TASK DETAILS - Across the entries, how many lines have the string "Restaurant" in them? Reply with only a number.

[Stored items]
___

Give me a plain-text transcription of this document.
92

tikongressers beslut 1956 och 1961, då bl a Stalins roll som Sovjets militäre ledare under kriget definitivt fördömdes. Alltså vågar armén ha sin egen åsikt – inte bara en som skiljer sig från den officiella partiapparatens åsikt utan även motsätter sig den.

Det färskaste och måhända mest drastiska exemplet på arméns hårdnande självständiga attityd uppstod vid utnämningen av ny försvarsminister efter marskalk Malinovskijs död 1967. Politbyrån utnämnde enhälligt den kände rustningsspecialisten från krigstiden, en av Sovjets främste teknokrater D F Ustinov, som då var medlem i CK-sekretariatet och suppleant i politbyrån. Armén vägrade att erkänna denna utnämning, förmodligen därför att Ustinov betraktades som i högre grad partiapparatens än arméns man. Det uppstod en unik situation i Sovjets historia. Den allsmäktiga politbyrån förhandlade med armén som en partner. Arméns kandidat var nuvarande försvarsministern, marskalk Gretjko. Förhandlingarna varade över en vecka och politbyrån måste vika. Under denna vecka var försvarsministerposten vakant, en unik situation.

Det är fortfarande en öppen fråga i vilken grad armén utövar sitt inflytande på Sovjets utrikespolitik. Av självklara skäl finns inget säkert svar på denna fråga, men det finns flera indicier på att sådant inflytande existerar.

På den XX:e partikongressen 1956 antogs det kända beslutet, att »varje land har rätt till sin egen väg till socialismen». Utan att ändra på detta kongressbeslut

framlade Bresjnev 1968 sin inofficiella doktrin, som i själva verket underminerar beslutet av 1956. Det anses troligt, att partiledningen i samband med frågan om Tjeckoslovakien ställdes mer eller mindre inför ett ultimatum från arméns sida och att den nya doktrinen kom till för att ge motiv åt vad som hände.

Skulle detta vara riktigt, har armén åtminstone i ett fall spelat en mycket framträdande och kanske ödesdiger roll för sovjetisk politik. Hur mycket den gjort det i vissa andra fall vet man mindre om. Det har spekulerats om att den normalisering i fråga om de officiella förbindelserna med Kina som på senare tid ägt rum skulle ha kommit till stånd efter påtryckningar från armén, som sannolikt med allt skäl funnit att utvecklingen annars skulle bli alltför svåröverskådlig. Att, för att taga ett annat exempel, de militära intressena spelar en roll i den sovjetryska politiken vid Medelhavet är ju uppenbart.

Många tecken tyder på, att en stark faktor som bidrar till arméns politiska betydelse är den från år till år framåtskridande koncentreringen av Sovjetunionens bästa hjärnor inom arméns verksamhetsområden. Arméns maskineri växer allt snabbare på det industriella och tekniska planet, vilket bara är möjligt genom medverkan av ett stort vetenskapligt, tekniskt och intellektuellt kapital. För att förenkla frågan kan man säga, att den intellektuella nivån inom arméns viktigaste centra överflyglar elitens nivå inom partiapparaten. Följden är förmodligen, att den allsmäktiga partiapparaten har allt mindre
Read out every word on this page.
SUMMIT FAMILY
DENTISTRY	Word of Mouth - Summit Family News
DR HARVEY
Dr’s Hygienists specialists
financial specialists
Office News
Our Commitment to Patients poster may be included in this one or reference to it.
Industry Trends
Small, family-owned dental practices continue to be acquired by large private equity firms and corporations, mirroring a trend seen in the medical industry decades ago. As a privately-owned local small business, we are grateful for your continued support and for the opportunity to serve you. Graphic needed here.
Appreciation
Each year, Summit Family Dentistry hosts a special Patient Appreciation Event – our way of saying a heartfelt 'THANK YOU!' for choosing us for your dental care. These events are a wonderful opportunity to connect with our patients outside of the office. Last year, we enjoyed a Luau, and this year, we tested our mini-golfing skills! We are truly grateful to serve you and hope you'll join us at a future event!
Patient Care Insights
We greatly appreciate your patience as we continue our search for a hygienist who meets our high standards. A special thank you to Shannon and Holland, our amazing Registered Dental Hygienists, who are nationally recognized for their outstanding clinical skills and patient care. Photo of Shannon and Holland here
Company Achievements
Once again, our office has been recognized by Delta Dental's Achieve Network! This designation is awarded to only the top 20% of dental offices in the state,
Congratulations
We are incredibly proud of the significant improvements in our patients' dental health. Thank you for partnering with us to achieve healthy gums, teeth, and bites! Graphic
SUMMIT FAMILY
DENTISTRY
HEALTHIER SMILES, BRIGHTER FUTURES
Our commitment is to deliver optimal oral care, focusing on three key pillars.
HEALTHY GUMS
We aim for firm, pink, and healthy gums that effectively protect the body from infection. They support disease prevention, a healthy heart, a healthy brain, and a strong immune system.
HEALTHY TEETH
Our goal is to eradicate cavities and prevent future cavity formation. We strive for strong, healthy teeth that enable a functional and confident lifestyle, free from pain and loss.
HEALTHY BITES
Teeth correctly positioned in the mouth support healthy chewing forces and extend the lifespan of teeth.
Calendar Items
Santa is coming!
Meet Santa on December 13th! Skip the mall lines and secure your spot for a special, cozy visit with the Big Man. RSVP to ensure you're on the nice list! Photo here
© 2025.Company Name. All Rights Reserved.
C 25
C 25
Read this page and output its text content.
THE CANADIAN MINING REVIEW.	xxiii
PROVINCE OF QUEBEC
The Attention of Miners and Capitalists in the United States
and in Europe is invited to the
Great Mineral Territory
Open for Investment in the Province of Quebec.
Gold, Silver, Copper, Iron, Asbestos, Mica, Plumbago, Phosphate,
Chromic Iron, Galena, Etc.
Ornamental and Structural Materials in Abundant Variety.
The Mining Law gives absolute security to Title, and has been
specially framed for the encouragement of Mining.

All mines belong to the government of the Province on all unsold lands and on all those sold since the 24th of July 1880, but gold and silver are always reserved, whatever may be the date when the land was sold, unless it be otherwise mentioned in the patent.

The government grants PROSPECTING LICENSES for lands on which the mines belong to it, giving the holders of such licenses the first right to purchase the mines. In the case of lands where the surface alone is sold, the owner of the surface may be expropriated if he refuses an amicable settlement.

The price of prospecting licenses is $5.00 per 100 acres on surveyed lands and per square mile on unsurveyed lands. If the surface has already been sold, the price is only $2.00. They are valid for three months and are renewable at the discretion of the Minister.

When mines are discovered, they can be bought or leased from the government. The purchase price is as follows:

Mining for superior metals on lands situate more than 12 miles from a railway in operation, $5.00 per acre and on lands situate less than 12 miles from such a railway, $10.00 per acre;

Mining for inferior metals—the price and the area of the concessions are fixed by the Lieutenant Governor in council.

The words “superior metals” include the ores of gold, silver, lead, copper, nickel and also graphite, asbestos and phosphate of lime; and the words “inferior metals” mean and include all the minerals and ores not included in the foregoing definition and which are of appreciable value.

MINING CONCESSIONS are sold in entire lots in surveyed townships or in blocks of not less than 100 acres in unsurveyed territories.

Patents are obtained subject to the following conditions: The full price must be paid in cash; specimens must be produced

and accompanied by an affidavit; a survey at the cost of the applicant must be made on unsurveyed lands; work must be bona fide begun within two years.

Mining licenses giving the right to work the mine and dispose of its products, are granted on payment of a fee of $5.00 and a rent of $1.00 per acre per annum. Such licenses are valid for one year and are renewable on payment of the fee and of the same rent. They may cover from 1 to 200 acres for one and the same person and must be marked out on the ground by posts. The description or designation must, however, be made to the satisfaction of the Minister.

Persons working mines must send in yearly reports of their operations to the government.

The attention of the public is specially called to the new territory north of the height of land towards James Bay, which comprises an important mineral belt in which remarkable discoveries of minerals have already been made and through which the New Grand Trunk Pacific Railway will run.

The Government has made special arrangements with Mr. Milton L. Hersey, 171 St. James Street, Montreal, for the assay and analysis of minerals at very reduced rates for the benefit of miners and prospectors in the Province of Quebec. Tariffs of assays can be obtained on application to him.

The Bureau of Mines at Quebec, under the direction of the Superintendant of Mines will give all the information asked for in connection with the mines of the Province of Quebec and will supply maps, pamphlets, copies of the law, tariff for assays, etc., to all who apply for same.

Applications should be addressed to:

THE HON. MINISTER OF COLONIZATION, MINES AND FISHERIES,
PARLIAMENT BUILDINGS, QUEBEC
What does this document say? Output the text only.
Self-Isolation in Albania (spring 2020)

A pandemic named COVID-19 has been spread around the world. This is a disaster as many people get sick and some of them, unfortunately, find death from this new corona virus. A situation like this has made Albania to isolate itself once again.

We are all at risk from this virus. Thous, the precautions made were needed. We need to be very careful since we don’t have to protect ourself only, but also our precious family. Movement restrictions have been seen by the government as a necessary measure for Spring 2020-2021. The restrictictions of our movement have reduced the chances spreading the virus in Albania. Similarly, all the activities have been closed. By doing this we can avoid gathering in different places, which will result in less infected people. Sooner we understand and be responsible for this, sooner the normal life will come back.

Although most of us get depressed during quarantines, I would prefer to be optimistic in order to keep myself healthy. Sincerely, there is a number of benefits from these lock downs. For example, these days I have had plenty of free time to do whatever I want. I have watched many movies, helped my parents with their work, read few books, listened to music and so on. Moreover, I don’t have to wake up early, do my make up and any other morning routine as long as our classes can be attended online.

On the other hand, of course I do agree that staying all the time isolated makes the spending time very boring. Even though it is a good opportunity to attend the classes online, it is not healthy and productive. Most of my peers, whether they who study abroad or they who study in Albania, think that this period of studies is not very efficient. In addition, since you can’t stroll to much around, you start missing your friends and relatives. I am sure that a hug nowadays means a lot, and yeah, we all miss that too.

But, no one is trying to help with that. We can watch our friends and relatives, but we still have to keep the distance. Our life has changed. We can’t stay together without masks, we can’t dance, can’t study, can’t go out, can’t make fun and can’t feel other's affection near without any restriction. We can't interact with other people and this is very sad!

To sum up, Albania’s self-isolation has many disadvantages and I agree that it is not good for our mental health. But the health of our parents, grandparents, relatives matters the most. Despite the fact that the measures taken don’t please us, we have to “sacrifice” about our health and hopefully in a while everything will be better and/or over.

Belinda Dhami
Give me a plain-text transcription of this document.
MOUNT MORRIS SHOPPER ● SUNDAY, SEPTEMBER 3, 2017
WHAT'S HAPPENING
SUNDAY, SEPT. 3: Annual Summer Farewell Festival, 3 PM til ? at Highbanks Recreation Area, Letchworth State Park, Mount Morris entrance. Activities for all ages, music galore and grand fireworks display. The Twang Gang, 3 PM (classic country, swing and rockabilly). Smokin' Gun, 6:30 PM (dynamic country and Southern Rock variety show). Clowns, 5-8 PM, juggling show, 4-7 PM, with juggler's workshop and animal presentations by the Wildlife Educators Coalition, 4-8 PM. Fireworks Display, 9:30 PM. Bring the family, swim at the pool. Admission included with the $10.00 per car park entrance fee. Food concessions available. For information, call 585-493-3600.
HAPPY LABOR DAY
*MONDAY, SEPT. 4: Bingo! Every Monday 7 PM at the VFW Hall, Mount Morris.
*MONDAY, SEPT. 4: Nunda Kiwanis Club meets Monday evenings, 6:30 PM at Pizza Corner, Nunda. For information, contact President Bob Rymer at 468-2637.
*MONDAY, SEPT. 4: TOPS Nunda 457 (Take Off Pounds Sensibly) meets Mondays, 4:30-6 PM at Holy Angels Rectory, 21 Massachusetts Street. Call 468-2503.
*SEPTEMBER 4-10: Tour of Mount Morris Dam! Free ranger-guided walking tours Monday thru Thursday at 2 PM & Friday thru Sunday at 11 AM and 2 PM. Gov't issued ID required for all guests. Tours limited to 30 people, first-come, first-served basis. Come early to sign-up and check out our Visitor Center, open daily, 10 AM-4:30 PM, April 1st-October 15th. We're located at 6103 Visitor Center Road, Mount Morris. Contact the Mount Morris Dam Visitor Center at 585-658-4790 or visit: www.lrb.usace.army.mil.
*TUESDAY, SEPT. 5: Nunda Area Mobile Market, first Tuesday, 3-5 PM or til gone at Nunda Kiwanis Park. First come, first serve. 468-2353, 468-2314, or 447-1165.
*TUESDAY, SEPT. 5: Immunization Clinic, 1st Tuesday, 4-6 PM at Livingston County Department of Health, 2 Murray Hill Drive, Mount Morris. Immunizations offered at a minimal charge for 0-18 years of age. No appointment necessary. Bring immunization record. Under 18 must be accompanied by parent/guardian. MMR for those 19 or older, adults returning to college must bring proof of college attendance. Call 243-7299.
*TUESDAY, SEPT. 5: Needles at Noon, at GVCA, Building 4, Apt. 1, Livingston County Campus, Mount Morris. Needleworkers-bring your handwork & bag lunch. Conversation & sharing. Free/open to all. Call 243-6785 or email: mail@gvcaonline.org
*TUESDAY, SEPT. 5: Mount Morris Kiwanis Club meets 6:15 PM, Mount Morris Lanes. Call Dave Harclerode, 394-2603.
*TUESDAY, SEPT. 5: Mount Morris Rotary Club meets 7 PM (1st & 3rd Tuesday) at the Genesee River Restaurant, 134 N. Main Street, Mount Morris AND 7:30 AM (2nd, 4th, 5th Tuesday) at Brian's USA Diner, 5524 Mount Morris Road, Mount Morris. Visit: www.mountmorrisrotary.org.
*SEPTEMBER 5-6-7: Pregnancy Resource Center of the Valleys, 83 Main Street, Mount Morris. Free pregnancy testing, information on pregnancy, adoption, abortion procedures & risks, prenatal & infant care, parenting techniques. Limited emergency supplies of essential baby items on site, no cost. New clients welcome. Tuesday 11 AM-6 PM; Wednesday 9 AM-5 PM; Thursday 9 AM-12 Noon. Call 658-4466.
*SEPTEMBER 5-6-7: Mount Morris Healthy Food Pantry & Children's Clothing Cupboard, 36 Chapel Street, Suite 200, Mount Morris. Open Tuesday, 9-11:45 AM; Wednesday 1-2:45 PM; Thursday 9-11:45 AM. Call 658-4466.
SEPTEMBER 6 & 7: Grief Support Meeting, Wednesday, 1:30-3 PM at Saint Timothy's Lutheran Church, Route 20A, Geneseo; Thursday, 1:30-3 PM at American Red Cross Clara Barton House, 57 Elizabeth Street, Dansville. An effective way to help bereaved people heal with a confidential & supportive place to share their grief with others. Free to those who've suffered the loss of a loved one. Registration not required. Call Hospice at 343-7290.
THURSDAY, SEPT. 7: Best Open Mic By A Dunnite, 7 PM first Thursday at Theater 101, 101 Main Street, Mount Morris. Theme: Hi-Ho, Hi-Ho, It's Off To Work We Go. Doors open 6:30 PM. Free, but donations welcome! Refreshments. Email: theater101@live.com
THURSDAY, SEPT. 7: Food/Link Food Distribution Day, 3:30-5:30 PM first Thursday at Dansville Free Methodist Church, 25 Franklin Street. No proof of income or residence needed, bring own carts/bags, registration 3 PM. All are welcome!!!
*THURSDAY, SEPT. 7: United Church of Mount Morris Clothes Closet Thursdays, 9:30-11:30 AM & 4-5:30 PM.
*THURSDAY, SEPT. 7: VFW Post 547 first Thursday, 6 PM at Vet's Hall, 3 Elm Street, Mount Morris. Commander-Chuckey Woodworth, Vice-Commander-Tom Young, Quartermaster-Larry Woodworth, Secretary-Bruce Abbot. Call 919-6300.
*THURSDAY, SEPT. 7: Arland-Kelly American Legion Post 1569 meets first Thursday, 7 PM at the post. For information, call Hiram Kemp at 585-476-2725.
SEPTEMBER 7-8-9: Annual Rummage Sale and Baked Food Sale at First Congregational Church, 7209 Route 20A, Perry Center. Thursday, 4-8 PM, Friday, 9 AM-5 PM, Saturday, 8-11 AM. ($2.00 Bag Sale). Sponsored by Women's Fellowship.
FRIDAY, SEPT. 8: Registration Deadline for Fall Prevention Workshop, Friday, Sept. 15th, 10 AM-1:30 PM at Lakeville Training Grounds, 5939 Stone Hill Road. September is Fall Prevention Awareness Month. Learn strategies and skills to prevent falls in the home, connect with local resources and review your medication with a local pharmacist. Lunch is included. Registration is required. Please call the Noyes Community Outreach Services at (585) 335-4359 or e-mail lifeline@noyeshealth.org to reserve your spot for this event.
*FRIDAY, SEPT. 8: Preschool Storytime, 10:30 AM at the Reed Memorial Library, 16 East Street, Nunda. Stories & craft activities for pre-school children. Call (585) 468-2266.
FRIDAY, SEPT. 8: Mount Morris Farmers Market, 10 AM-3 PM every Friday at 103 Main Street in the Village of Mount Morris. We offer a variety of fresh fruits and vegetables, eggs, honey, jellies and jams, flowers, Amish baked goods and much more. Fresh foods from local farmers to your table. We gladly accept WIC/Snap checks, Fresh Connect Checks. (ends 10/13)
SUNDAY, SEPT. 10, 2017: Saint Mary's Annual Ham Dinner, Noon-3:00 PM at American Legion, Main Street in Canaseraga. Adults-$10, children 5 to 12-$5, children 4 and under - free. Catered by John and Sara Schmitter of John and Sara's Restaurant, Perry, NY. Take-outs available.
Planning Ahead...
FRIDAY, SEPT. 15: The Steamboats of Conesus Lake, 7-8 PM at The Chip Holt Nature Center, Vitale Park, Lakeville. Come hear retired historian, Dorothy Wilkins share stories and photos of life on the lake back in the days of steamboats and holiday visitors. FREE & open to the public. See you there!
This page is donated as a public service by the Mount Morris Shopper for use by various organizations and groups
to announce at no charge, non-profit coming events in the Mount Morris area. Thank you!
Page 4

___

YOUR RESPONSE - 2